**Aim:** From the listing below, select every line where the word "самая" appears.

Data records
————————
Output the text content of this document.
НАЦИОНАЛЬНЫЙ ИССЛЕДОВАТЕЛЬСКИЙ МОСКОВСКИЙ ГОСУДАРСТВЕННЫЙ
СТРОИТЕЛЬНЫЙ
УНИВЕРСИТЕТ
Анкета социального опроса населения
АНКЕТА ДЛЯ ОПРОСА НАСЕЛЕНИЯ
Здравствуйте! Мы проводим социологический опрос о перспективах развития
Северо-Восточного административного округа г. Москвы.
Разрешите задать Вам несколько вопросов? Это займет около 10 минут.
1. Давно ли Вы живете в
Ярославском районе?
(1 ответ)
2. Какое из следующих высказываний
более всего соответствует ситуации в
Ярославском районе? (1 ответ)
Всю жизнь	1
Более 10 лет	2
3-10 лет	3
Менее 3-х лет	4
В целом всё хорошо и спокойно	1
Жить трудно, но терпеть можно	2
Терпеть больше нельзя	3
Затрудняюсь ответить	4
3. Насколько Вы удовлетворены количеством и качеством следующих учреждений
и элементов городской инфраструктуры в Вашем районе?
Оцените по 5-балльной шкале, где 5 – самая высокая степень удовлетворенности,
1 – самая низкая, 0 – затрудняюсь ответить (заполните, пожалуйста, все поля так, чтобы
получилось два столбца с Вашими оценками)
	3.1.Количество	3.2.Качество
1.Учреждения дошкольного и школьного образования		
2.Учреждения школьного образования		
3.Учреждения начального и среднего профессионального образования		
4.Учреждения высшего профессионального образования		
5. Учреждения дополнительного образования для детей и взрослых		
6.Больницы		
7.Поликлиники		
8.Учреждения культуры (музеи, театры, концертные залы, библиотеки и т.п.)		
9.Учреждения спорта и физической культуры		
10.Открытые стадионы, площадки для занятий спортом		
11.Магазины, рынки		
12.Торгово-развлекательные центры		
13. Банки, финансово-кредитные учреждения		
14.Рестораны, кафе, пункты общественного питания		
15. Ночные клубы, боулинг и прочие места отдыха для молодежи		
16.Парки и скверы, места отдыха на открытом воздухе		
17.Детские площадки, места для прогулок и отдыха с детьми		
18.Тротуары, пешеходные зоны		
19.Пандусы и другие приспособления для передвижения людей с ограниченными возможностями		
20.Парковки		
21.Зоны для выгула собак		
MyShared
————————
**Response to this exercise:**
Оцените по 5-балльной шкале, где 5 – самая высокая степень удовлетворенности,
1 – самая низкая, 0 – затрудняюсь ответить (заполните, пожалуйста, все поля так, чтобы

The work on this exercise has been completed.